• What needs to be done: Below are the records; locate each line with the word "from" and copy it.

Part of a data file:
━━━━━━━━━━

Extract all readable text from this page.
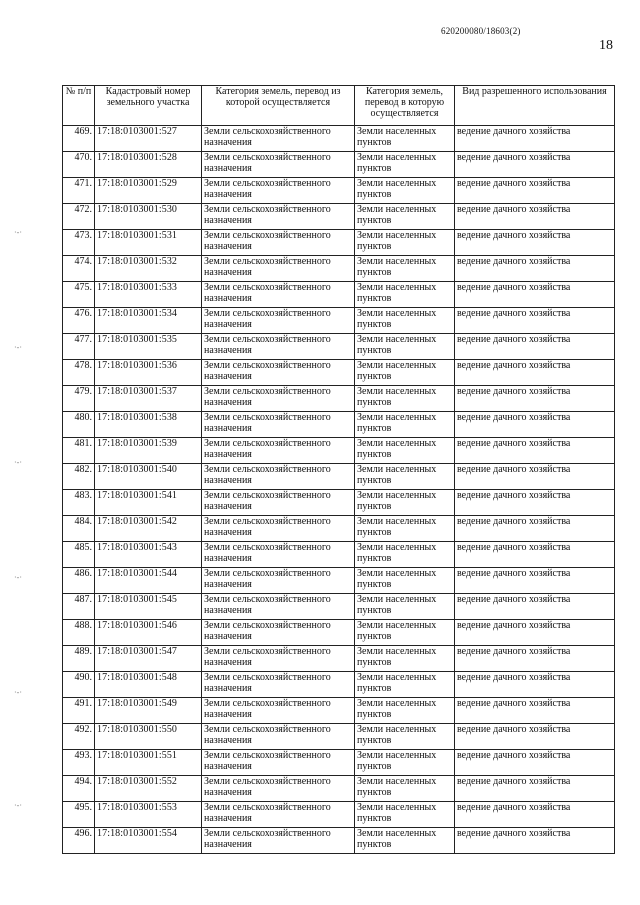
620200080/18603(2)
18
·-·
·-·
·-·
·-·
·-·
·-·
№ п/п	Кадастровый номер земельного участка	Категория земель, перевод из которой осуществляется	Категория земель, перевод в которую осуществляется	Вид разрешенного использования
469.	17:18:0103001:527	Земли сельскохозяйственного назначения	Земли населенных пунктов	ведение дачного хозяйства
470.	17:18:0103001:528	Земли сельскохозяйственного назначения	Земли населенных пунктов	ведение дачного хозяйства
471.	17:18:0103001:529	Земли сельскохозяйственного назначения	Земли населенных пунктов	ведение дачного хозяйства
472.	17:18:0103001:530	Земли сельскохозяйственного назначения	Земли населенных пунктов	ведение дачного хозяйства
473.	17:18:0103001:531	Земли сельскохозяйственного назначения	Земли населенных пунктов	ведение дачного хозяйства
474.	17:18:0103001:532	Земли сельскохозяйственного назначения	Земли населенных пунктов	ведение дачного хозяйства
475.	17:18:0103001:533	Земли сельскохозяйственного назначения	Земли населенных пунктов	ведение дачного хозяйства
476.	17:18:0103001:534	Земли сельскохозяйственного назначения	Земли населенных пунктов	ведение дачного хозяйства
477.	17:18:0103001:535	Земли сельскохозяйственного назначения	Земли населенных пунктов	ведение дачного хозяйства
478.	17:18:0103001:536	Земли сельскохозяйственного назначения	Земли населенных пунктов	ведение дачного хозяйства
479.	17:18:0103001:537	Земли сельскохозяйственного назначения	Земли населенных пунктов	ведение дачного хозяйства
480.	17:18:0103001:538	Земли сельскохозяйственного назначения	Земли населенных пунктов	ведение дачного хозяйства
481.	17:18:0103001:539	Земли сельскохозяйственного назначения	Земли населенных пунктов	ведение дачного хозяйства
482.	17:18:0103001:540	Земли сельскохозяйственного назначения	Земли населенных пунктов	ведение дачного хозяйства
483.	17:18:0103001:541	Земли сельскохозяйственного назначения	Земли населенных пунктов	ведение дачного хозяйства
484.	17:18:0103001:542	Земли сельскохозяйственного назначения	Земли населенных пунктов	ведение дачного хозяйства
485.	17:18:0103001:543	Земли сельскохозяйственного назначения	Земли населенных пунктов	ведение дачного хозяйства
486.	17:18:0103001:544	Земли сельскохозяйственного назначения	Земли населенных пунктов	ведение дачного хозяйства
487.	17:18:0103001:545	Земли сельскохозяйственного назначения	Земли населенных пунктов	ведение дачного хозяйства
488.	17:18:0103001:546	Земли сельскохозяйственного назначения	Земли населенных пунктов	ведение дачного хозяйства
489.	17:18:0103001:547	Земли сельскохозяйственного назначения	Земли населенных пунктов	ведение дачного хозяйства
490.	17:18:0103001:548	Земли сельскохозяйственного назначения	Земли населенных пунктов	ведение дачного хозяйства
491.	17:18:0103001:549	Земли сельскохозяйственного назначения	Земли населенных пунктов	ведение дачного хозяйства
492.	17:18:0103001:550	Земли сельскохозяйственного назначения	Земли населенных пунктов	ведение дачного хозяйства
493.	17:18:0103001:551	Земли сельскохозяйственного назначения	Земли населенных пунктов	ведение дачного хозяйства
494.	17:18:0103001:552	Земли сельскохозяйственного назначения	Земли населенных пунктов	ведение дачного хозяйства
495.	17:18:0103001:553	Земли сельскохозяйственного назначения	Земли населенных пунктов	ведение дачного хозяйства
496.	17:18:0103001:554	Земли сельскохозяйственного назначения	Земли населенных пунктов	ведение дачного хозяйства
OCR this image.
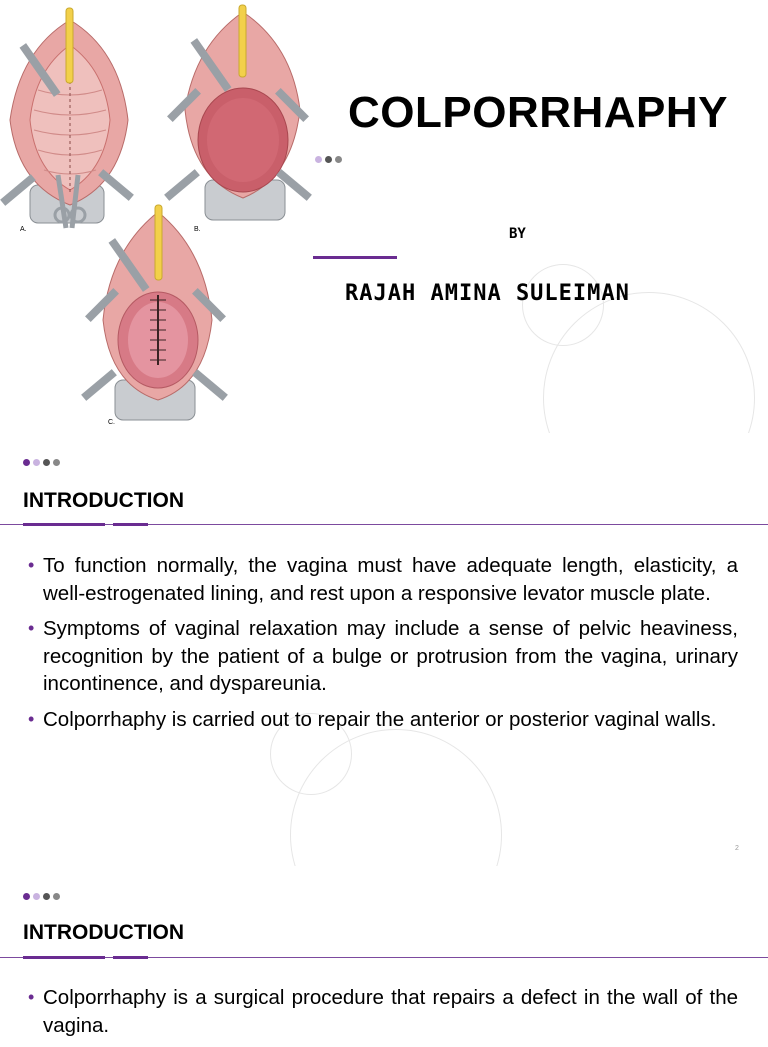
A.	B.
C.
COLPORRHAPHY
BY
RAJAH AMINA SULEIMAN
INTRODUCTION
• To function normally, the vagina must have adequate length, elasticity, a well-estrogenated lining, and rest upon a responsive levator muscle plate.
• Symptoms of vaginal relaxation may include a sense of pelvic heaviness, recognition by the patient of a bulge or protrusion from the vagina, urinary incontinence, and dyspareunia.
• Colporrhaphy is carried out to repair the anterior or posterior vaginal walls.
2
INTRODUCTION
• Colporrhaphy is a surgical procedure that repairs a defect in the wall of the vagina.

━━━━━━━━━━

• Result of this exercise:
Extract all readable text from this page.
• Symptoms of vaginal relaxation may include a sense of pelvic heaviness, recognition by the patient of a bulge or protrusion from the vagina, urinary incontinence, and dyspareunia.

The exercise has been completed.